## Task to carry out
Print every record below exactly as written.

begin Data for this task

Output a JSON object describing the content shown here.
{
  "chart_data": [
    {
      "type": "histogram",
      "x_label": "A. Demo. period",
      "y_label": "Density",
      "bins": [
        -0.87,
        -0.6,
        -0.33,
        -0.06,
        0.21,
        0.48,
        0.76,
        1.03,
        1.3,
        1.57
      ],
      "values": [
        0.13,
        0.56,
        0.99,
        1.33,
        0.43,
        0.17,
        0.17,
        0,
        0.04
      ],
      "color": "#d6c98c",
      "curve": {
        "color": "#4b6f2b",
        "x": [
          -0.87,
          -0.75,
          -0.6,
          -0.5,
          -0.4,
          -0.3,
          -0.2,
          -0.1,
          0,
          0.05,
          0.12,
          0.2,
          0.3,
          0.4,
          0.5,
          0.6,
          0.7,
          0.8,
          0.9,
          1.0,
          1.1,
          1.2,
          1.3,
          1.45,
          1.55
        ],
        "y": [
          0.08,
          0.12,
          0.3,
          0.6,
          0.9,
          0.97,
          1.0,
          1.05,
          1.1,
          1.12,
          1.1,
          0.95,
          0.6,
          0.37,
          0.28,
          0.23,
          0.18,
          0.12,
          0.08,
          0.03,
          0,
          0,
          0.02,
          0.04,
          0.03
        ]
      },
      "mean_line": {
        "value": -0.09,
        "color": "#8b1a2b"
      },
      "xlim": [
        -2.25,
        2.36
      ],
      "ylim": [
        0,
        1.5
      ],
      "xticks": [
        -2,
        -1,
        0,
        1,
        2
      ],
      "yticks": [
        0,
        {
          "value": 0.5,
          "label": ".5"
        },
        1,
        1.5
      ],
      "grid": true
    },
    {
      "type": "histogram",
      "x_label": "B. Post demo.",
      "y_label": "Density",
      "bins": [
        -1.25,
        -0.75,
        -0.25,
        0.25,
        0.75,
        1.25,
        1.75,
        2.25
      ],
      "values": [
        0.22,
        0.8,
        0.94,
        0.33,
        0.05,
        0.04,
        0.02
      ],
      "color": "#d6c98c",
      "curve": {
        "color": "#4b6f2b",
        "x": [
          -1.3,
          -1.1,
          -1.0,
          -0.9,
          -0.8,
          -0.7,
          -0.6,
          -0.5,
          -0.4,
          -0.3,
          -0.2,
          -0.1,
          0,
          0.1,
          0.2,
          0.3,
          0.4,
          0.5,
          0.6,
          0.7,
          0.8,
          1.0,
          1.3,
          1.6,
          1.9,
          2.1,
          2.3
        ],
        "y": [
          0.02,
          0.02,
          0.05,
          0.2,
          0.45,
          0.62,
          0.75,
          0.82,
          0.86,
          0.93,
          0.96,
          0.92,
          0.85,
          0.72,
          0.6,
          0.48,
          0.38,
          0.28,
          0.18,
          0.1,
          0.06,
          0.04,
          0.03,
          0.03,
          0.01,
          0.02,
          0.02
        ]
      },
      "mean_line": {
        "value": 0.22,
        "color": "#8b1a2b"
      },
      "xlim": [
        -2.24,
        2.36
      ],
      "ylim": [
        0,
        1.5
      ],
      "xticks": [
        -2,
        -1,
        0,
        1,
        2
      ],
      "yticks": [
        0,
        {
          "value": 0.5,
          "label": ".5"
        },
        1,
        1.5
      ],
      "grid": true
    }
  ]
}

end Data for this task

## Answer for the task
Output a JSON object describing the content shown here.
{
  "chart_data": [
    {
      "type": "histogram",
      "x_label": "A. Demo. period",
      "y_label": "Density",
      "bins": [
        -0.87,
        -0.6,
        -0.33,
        -0.06,
        0.21,
        0.48,
        0.76,
        1.03,
        1.3,
        1.57
      ],
      "values": [
        0.13,
        0.56,
        0.99,
        1.33,
        0.43,
        0.17,
        0.17,
        0,
        0.04
      ],
      "color": "#d6c98c",
      "curve": {
        "color": "#4b6f2b",
        "x": [
          -0.87,
          -0.75,
          -0.6,
          -0.5,
          -0.4,
          -0.3,
          -0.2,
          -0.1,
          0,
          0.05,
          0.12,
          0.2,
          0.3,
          0.4,
          0.5,
          0.6,
          0.7,
          0.8,
          0.9,
          1.0,
          1.1,
          1.2,
          1.3,
          1.45,
          1.55
        ],
        "y": [
          0.08,
          0.12,
          0.3,
          0.6,
          0.9,
          0.97,
          1.0,
          1.05,
          1.1,
          1.12,
          1.1,
          0.95,
          0.6,
          0.37,
          0.28,
          0.23,
          0.18,
          0.12,
          0.08,
          0.03,
          0,
          0,
          0.02,
          0.04,
          0.03
        ]
      },
      "mean_line": {
        "value": -0.09,
        "color": "#8b1a2b"
      },
      "xlim": [
        -2.25,
        2.36
      ],
      "ylim": [
        0,
        1.5
      ],
      "xticks": [
        -2,
        -1,
        0,
        1,
        2
      ],
      "yticks": [
        0,
        {
          "value": 0.5,
          "label": ".5"
        },
        1,
        1.5
      ],
      "grid": true
    },
    {
      "type": "histogram",
      "x_label": "B. Post demo.",
      "y_label": "Density",
      "bins": [
        -1.25,
        -0.75,
        -0.25,
        0.25,
        0.75,
        1.25,
        1.75,
        2.25
      ],
      "values": [
        0.22,
        0.8,
        0.94,
        0.33,
        0.05,
        0.04,
        0.02
      ],
      "color": "#d6c98c",
      "curve": {
        "color": "#4b6f2b",
        "x": [
          -1.3,
          -1.1,
          -1.0,
          -0.9,
          -0.8,
          -0.7,
          -0.6,
          -0.5,
          -0.4,
          -0.3,
          -0.2,
          -0.1,
          0,
          0.1,
          0.2,
          0.3,
          0.4,
          0.5,
          0.6,
          0.7,
          0.8,
          1.0,
          1.3,
          1.6,
          1.9,
          2.1,
          2.3
        ],
        "y": [
          0.02,
          0.02,
          0.05,
          0.2,
          0.45,
          0.62,
          0.75,
          0.82,
          0.86,
          0.93,
          0.96,
          0.92,
          0.85,
          0.72,
          0.6,
          0.48,
          0.38,
          0.28,
          0.18,
          0.1,
          0.06,
          0.04,
          0.03,
          0.03,
          0.01,
          0.02,
          0.02
        ]
      },
      "mean_line": {
        "value": 0.22,
        "color": "#8b1a2b"
      },
      "xlim": [
        -2.24,
        2.36
      ],
      "ylim": [
        0,
        1.5
      ],
      "xticks": [
        -2,
        -1,
        0,
        1,
        2
      ],
      "yticks": [
        0,
        {
          "value": 0.5,
          "label": ".5"
        },
        1,
        1.5
      ],
      "grid": true
    }
  ]
}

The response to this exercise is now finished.